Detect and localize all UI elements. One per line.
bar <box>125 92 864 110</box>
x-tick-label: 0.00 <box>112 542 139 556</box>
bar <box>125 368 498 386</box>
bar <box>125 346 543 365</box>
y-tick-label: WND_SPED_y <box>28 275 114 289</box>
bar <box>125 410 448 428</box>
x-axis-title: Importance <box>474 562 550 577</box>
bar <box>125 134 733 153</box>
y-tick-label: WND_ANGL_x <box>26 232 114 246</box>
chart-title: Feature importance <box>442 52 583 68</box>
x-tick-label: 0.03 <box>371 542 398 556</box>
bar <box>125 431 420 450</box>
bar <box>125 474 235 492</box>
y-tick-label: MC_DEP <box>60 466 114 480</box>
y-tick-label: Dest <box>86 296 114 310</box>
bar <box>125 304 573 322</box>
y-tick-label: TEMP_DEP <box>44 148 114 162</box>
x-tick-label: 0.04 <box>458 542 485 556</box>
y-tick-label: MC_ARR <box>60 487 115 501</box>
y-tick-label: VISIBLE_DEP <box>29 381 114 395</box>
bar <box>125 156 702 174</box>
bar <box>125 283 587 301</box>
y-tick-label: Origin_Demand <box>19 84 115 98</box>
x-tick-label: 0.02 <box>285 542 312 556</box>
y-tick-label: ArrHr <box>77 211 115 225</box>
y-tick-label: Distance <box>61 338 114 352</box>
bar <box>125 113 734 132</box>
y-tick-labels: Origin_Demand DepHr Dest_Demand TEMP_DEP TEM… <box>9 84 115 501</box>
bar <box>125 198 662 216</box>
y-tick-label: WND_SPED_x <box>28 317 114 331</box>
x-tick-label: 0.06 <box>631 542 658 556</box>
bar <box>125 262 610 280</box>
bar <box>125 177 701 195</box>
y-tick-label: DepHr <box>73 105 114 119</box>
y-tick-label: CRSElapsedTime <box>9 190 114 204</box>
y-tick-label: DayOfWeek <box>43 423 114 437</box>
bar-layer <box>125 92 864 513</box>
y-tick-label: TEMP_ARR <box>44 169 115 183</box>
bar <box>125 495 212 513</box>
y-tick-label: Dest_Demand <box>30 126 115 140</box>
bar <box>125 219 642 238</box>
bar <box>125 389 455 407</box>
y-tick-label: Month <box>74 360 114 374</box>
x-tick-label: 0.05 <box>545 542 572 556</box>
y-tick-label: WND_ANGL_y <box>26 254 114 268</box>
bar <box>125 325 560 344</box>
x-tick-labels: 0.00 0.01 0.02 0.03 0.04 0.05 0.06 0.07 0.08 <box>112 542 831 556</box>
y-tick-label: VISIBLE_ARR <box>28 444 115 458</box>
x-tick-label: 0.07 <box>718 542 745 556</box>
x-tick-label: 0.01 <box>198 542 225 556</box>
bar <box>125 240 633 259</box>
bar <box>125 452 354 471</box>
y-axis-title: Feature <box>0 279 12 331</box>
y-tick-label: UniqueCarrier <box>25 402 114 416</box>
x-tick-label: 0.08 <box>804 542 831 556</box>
○ ○ ○ ○ ○ ○ ○
Reproduce the lines without any change, starting with the first one and ending with the line that contains "bar <box>125 410 448 428</box>", both included.

Detect and localize all UI elements. One per line.
bar <box>125 92 864 110</box>
x-tick-label: 0.00 <box>112 542 139 556</box>
bar <box>125 368 498 386</box>
bar <box>125 346 543 365</box>
y-tick-label: WND_SPED_y <box>28 275 114 289</box>
bar <box>125 410 448 428</box>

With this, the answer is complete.